▶ CHALLENGE
Take from the listing each line that has the string "this".

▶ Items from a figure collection

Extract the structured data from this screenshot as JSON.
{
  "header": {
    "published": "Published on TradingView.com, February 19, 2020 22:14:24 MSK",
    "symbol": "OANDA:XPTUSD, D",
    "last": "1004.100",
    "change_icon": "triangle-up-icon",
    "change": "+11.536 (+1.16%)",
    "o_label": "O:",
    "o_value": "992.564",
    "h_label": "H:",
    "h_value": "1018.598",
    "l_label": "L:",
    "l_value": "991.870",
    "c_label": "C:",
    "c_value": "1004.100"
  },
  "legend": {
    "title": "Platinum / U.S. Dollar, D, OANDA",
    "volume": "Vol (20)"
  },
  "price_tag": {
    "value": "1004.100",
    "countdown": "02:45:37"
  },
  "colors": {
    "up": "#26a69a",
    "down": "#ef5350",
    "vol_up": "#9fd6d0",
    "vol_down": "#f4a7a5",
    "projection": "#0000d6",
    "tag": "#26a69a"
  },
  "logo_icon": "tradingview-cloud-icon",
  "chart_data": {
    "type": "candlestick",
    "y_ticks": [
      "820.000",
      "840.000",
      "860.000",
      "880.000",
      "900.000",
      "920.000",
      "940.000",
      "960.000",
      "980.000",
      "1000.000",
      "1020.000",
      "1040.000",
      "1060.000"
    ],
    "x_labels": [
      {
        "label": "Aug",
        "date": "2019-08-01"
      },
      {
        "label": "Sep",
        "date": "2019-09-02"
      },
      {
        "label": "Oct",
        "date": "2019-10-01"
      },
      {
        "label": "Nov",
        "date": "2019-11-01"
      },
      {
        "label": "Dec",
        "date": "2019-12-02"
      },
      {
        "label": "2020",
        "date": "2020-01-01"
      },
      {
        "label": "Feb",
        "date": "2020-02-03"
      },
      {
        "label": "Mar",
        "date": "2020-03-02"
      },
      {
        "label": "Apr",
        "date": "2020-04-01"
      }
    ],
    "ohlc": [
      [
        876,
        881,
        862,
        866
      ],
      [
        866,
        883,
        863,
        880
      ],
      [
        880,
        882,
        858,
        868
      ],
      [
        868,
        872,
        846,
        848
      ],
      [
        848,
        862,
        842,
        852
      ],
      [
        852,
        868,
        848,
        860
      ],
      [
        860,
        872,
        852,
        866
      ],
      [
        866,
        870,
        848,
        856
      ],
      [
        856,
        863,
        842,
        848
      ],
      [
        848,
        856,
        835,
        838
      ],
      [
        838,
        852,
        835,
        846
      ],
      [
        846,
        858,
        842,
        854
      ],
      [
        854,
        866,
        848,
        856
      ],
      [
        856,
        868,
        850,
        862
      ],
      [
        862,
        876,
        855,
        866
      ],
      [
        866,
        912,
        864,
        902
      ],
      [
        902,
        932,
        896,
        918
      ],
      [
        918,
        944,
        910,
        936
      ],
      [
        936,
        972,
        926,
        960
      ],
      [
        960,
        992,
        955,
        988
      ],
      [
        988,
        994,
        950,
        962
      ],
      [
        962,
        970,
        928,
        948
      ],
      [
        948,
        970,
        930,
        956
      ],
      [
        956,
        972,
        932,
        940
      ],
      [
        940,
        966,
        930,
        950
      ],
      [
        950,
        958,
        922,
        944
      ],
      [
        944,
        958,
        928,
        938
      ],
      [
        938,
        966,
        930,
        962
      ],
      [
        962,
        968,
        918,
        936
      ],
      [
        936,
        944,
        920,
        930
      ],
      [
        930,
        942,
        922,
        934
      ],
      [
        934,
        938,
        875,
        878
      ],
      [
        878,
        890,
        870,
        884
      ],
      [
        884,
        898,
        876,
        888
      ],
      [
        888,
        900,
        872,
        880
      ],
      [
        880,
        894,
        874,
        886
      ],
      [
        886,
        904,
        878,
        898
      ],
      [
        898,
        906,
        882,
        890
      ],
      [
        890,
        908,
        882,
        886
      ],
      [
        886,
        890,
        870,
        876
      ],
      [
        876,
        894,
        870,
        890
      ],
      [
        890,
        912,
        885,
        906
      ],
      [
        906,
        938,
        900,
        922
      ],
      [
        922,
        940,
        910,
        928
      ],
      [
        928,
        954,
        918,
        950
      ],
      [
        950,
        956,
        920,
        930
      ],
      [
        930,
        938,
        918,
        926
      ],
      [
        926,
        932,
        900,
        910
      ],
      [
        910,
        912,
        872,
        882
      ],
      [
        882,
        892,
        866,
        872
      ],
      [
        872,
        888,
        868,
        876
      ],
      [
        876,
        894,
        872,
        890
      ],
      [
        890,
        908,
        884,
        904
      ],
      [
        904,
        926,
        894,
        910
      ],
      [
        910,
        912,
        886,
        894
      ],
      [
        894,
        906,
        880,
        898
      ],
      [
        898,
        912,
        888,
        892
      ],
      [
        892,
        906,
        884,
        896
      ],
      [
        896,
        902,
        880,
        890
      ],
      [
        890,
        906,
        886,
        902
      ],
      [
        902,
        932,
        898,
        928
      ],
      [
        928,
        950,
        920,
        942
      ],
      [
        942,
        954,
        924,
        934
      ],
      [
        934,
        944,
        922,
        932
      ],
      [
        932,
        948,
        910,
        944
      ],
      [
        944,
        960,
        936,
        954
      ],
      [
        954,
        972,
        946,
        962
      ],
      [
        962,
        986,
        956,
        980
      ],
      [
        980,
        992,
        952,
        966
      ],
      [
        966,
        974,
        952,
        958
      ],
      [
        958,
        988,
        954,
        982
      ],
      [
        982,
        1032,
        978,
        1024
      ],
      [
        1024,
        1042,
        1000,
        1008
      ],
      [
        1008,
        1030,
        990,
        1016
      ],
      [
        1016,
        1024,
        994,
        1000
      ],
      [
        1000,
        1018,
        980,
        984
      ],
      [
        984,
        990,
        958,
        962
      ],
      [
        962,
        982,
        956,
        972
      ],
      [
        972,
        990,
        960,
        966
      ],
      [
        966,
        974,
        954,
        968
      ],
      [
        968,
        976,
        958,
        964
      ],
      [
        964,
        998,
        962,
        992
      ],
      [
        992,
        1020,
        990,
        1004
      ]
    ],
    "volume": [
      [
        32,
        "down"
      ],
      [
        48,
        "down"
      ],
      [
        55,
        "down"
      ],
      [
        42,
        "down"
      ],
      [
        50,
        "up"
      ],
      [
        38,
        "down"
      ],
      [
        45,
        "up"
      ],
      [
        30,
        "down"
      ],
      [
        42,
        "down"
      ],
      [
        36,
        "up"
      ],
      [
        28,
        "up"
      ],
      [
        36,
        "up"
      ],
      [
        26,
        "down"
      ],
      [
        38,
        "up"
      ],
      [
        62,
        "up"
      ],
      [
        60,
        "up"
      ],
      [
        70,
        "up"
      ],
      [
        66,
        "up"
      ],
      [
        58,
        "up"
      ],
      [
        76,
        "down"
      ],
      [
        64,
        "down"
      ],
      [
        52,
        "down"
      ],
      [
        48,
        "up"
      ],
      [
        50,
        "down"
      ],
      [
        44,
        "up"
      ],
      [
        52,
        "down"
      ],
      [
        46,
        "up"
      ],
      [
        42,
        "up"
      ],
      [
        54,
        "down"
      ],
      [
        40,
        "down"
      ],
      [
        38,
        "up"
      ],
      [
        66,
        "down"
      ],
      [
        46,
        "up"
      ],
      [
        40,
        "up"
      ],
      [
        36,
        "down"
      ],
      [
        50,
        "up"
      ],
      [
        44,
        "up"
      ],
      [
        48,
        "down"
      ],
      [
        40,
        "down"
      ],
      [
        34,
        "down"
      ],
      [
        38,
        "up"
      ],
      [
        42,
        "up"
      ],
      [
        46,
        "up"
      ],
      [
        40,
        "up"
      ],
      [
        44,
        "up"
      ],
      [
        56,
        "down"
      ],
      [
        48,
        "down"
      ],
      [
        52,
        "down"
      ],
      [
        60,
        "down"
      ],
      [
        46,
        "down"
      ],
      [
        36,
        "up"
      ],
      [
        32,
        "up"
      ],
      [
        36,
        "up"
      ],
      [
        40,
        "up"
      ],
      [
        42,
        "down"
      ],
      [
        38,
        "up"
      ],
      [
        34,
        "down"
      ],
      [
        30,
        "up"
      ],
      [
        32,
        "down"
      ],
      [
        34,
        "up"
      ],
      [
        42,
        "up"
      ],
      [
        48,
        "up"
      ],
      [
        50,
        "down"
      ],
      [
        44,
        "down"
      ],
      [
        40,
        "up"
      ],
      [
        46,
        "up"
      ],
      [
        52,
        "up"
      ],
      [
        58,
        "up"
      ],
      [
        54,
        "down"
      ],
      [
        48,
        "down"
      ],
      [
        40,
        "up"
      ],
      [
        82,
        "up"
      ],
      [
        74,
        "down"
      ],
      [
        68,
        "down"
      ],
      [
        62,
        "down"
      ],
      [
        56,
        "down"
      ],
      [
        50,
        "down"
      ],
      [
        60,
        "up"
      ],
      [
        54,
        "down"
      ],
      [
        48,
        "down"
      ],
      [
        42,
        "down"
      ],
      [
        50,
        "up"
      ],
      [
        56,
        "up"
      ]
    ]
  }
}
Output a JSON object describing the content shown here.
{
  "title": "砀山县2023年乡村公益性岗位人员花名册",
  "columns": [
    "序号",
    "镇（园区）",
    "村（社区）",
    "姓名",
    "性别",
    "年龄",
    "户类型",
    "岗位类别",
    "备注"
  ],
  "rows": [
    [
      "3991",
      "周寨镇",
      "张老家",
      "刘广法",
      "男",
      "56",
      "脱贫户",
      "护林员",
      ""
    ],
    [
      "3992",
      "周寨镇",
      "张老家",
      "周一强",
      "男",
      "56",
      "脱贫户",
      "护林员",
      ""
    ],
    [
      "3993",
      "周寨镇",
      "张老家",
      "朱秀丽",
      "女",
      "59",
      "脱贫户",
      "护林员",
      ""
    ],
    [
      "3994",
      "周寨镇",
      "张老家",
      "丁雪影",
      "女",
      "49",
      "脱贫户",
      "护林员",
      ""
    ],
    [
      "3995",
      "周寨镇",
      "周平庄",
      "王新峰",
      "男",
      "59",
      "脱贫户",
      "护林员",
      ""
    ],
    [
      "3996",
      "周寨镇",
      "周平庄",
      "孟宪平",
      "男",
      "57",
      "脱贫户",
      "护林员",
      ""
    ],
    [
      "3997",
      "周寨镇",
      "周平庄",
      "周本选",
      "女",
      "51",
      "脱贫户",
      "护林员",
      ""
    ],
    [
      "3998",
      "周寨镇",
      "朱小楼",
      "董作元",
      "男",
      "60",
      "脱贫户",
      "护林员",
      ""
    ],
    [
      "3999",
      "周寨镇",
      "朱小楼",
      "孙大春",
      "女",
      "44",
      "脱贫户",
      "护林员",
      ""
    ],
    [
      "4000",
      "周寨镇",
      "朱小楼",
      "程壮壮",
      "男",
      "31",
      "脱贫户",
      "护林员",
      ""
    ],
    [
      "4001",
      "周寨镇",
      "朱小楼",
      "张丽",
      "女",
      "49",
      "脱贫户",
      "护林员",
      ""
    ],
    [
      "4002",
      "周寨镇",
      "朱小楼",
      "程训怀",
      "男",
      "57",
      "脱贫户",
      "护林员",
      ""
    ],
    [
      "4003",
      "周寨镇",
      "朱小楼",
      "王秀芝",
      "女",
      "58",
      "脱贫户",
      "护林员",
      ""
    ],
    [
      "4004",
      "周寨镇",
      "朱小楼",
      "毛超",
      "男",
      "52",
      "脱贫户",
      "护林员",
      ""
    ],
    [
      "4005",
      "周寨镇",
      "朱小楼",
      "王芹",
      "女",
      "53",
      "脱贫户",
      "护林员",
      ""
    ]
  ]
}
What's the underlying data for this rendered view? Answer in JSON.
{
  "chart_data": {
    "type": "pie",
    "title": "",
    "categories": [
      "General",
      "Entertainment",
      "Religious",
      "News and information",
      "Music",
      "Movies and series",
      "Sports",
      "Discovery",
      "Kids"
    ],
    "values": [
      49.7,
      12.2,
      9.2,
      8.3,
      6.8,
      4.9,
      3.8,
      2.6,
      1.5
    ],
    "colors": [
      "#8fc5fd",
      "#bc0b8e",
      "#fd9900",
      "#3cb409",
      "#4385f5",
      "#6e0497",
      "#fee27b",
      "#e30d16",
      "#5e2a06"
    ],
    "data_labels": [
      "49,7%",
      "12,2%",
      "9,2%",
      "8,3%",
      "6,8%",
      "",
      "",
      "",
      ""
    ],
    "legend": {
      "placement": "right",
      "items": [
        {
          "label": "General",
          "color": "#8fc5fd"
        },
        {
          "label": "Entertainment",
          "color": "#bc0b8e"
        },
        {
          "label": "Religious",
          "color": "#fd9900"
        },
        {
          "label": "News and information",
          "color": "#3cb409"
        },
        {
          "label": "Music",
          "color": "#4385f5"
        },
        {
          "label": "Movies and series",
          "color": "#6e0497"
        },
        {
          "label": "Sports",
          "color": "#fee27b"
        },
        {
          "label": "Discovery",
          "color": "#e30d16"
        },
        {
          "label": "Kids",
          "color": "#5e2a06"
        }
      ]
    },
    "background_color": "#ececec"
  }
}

▶ THE COMPLETED TASK
Extract the structured data from this screenshot as JSON.
What's the underlying data for this rendered view? Answer in JSON.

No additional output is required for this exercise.